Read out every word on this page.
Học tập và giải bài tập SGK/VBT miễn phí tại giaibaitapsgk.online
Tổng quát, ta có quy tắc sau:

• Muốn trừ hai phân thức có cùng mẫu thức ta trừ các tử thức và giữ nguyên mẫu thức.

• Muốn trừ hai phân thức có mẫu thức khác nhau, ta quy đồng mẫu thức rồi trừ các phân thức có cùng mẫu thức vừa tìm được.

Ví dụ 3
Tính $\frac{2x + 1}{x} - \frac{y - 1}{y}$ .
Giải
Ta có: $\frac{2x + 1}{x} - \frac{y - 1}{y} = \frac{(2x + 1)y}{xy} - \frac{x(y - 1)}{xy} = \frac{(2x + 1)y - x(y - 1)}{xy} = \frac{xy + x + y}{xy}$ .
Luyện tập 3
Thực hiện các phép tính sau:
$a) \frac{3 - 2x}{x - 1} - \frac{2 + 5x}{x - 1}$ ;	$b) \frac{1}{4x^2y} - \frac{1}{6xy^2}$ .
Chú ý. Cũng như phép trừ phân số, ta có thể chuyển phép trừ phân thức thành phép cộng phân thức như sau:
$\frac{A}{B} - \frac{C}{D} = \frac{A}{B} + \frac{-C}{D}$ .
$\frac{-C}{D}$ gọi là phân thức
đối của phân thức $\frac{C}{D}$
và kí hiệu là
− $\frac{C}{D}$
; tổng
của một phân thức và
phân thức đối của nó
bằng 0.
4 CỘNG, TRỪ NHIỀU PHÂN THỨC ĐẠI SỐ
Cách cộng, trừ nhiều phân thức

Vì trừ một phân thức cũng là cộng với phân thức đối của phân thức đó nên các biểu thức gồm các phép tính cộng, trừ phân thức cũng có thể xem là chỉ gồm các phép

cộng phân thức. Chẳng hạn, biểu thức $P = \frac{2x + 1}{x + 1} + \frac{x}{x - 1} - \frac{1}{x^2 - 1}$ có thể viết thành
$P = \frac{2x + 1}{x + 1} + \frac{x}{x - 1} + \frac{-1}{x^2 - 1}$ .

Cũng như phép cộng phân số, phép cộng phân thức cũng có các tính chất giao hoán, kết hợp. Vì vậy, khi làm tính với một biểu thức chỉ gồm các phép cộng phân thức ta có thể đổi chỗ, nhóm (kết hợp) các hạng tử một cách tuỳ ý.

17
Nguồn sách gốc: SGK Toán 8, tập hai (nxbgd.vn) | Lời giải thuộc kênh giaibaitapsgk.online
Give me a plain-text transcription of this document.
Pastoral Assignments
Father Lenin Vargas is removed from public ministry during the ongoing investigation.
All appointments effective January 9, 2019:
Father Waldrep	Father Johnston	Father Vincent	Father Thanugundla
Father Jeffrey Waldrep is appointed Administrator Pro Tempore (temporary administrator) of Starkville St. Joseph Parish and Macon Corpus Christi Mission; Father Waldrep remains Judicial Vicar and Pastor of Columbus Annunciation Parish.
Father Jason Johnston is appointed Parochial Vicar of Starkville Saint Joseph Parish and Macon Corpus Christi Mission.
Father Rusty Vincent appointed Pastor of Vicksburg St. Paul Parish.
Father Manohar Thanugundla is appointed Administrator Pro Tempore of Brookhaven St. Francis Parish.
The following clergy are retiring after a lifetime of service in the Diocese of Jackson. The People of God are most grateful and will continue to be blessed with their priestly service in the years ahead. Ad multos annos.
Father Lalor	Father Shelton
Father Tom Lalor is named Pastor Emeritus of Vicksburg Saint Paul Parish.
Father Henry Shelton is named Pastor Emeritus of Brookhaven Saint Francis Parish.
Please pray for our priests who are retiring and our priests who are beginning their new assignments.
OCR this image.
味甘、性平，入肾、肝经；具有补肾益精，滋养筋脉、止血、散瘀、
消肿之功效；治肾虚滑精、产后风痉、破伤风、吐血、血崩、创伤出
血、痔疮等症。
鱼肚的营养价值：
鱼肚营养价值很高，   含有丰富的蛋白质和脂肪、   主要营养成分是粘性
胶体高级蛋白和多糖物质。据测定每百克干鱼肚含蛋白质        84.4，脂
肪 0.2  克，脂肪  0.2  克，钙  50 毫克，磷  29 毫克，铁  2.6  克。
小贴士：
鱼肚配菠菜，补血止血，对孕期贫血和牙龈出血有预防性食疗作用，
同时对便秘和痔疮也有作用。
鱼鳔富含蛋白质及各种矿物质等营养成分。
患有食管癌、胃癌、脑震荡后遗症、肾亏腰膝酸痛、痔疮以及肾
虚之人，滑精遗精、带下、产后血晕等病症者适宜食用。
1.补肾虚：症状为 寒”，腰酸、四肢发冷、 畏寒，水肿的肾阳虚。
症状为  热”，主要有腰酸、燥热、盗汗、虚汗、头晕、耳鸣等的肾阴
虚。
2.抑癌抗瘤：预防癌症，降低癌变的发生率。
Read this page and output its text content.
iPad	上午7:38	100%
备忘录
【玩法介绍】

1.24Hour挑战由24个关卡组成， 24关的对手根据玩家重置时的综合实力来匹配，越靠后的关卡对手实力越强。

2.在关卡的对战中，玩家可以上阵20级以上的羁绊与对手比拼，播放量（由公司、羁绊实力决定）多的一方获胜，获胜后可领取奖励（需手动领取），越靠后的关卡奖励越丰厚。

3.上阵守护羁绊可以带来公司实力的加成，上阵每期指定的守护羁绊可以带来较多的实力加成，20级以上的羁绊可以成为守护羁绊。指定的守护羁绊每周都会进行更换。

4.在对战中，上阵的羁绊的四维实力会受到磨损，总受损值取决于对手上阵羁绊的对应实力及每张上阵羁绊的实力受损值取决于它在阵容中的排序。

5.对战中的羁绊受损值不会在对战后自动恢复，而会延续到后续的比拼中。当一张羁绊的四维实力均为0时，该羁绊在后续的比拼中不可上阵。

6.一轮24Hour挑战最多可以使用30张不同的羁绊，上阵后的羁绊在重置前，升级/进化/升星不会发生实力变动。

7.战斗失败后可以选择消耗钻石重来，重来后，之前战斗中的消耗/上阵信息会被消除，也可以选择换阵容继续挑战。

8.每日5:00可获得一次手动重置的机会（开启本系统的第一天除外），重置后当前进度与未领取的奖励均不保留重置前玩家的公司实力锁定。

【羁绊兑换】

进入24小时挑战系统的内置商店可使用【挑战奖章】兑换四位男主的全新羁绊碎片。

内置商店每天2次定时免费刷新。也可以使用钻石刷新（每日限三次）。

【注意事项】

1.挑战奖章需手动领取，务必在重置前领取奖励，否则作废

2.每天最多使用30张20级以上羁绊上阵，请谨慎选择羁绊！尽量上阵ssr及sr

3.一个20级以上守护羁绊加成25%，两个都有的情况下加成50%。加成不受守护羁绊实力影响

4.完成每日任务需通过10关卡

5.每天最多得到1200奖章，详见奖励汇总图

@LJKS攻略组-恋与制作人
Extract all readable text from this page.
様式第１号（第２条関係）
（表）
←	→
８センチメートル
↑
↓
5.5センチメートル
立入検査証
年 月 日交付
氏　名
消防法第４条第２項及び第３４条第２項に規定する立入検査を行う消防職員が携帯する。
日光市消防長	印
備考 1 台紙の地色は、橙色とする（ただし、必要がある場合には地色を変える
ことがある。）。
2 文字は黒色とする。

**Task prompt**. Extract, exactly, the lines above that begin at the line containing "Read this page and output its text content." and end at the final line of the records; add no other text.

**Expected output**.
Read this page and output its text content.
iPad	上午7:38	100%
备忘录
【玩法介绍】

1.24Hour挑战由24个关卡组成， 24关的对手根据玩家重置时的综合实力来匹配，越靠后的关卡对手实力越强。

2.在关卡的对战中，玩家可以上阵20级以上的羁绊与对手比拼，播放量（由公司、羁绊实力决定）多的一方获胜，获胜后可领取奖励（需手动领取），越靠后的关卡奖励越丰厚。

3.上阵守护羁绊可以带来公司实力的加成，上阵每期指定的守护羁绊可以带来较多的实力加成，20级以上的羁绊可以成为守护羁绊。指定的守护羁绊每周都会进行更换。

4.在对战中，上阵的羁绊的四维实力会受到磨损，总受损值取决于对手上阵羁绊的对应实力及每张上阵羁绊的实力受损值取决于它在阵容中的排序。

5.对战中的羁绊受损值不会在对战后自动恢复，而会延续到后续的比拼中。当一张羁绊的四维实力均为0时，该羁绊在后续的比拼中不可上阵。

6.一轮24Hour挑战最多可以使用30张不同的羁绊，上阵后的羁绊在重置前，升级/进化/升星不会发生实力变动。

7.战斗失败后可以选择消耗钻石重来，重来后，之前战斗中的消耗/上阵信息会被消除，也可以选择换阵容继续挑战。

8.每日5:00可获得一次手动重置的机会（开启本系统的第一天除外），重置后当前进度与未领取的奖励均不保留重置前玩家的公司实力锁定。

【羁绊兑换】

进入24小时挑战系统的内置商店可使用【挑战奖章】兑换四位男主的全新羁绊碎片。

内置商店每天2次定时免费刷新。也可以使用钻石刷新（每日限三次）。

【注意事项】

1.挑战奖章需手动领取，务必在重置前领取奖励，否则作废

2.每天最多使用30张20级以上羁绊上阵，请谨慎选择羁绊！尽量上阵ssr及sr

3.一个20级以上守护羁绊加成25%，两个都有的情况下加成50%。加成不受守护羁绊实力影响

4.完成每日任务需通过10关卡

5.每天最多得到1200奖章，详见奖励汇总图

@LJKS攻略组-恋与制作人
Extract all readable text from this page.
様式第１号（第２条関係）
（表）
←	→
８センチメートル
↑
↓
5.5センチメートル
立入検査証
年 月 日交付
氏　名
消防法第４条第２項及び第３４条第２項に規定する立入検査を行う消防職員が携帯する。
日光市消防長	印
備考 1 台紙の地色は、橙色とする（ただし、必要がある場合には地色を変える
ことがある。）。
2 文字は黒色とする。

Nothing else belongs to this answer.